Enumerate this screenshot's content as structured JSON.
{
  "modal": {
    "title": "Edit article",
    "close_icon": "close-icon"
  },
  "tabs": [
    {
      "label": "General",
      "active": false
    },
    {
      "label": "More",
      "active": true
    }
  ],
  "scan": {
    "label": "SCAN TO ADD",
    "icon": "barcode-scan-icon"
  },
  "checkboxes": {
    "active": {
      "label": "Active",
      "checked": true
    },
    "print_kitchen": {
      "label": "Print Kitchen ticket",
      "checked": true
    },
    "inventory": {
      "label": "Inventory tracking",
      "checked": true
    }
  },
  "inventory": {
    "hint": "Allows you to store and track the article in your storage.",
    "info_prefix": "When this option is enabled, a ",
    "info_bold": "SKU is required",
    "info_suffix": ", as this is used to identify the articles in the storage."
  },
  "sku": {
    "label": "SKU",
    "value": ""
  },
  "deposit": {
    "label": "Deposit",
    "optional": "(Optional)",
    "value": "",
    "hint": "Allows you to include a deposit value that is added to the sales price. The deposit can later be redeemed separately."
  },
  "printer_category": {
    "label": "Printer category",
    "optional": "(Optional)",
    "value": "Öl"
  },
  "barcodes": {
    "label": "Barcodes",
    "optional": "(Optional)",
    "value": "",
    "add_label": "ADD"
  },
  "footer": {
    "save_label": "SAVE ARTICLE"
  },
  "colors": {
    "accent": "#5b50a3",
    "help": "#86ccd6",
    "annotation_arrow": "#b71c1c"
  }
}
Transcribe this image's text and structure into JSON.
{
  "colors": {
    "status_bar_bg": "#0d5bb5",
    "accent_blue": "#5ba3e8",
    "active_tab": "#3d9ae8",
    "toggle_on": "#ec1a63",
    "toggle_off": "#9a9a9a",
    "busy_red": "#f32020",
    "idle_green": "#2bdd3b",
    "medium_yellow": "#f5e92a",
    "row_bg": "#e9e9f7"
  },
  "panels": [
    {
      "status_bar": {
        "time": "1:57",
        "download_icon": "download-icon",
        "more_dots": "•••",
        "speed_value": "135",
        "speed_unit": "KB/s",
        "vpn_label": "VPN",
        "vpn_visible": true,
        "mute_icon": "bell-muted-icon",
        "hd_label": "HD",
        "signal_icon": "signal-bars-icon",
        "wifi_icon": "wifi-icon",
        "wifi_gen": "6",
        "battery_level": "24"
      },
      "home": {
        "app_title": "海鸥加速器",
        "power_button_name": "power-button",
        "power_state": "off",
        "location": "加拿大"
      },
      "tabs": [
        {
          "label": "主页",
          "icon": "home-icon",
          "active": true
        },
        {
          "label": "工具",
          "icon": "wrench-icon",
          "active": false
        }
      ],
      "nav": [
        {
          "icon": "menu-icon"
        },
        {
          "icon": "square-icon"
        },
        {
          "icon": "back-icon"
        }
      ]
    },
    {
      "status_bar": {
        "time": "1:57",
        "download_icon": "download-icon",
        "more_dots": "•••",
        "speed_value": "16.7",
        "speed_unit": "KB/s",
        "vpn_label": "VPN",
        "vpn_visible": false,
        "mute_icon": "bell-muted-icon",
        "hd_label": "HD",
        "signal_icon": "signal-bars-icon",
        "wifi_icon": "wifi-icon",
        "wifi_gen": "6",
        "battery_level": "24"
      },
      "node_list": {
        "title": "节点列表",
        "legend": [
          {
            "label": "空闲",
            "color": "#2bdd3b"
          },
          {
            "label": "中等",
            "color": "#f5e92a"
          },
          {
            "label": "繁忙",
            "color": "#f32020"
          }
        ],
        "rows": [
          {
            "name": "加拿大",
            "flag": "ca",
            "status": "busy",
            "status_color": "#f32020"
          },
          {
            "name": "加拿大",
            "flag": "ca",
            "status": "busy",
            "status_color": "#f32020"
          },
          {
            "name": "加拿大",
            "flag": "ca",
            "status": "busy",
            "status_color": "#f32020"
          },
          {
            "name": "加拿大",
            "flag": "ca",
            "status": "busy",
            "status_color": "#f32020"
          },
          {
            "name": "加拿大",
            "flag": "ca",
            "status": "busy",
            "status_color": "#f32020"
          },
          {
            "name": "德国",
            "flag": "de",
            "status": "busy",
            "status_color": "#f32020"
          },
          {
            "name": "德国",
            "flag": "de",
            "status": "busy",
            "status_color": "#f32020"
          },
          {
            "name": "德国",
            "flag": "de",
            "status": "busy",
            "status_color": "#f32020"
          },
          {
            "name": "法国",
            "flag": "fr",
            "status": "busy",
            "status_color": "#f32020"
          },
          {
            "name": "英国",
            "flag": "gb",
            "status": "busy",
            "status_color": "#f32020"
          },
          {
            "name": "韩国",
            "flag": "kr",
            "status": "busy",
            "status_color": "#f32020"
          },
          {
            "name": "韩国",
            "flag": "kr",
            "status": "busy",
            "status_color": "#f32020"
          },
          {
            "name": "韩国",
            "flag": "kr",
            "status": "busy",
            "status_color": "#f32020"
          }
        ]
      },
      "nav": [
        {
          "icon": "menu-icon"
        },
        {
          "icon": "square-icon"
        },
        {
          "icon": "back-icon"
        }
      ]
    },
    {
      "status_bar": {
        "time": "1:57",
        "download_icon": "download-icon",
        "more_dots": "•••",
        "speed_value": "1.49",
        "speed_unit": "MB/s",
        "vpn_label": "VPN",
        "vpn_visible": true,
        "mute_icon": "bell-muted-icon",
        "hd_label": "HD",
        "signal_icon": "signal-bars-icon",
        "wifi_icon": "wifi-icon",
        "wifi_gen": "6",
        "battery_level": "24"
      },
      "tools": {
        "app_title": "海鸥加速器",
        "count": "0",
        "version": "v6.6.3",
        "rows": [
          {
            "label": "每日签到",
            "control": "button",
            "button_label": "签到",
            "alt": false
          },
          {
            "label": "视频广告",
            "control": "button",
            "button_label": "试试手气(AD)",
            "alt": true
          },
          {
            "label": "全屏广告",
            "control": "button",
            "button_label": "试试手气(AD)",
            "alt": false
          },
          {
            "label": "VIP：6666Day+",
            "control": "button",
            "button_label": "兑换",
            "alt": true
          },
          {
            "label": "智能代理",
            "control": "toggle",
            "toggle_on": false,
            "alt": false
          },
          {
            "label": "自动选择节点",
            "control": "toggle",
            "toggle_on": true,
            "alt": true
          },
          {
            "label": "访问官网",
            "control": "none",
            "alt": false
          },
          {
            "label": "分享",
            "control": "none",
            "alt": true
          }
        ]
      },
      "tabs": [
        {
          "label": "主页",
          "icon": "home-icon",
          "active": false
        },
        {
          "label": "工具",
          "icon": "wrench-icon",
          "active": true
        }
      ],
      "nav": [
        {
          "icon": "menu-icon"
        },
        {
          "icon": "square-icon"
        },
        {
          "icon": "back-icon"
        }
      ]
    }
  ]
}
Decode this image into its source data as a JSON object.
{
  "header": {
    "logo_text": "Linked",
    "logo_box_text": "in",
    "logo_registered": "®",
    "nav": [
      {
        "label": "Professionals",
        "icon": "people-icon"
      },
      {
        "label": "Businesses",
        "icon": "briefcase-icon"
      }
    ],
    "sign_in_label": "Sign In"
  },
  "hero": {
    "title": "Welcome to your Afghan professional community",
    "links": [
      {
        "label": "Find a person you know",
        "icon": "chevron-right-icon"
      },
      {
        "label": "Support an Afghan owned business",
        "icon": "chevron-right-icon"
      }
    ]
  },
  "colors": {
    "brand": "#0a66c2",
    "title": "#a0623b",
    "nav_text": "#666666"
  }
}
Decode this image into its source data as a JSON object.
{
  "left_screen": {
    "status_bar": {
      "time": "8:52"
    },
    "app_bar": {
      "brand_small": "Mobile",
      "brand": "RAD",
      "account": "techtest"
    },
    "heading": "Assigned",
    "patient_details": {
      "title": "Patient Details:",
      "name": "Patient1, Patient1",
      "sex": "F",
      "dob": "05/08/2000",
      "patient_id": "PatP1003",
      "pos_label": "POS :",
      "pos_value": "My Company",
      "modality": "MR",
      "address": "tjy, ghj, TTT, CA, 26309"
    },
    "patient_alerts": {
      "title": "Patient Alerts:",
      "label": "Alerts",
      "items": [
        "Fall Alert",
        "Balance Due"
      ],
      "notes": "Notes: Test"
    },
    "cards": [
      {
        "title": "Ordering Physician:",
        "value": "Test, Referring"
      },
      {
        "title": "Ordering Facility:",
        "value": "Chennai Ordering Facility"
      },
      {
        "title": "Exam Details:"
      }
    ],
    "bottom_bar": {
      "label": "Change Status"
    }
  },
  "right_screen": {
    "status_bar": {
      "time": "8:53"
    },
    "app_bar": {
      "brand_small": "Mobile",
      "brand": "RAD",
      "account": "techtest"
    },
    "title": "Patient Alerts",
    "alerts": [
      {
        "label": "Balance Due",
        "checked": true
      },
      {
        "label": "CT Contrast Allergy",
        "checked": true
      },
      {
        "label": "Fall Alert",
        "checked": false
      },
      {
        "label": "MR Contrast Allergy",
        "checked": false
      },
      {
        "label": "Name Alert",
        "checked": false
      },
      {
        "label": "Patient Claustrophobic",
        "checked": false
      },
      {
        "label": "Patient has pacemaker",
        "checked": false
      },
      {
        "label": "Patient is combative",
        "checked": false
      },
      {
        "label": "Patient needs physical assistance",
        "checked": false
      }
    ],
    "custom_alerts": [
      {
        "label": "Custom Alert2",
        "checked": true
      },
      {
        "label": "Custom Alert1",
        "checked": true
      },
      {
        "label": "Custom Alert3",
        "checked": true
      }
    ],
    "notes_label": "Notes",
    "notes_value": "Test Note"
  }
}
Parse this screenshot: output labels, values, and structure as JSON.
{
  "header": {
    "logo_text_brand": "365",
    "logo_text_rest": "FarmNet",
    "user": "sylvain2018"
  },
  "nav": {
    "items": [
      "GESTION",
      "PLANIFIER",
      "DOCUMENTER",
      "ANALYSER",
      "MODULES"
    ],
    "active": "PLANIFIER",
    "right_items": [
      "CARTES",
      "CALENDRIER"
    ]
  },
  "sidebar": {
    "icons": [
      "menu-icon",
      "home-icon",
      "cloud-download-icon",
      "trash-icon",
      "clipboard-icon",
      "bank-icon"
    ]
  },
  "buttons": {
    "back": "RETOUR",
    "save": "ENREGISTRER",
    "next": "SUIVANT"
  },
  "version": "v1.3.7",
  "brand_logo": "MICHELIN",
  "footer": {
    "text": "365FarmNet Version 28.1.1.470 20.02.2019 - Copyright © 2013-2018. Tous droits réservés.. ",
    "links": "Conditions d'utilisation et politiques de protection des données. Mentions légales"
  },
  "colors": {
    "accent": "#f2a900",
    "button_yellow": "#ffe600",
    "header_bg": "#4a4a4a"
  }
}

Stated goal:
Starting with the line that contains "Parse this screenshot: output", return each line through the last one of the data above, exactly as written and nothing more.

Completed exercise:
Parse this screenshot: output labels, values, and structure as JSON.
{
  "header": {
    "logo_text_brand": "365",
    "logo_text_rest": "FarmNet",
    "user": "sylvain2018"
  },
  "nav": {
    "items": [
      "GESTION",
      "PLANIFIER",
      "DOCUMENTER",
      "ANALYSER",
      "MODULES"
    ],
    "active": "PLANIFIER",
    "right_items": [
      "CARTES",
      "CALENDRIER"
    ]
  },
  "sidebar": {
    "icons": [
      "menu-icon",
      "home-icon",
      "cloud-download-icon",
      "trash-icon",
      "clipboard-icon",
      "bank-icon"
    ]
  },
  "buttons": {
    "back": "RETOUR",
    "save": "ENREGISTRER",
    "next": "SUIVANT"
  },
  "version": "v1.3.7",
  "brand_logo": "MICHELIN",
  "footer": {
    "text": "365FarmNet Version 28.1.1.470 20.02.2019 - Copyright © 2013-2018. Tous droits réservés.. ",
    "links": "Conditions d'utilisation et politiques de protection des données. Mentions légales"
  },
  "colors": {
    "accent": "#f2a900",
    "button_yellow": "#ffe600",
    "header_bg": "#4a4a4a"
  }
}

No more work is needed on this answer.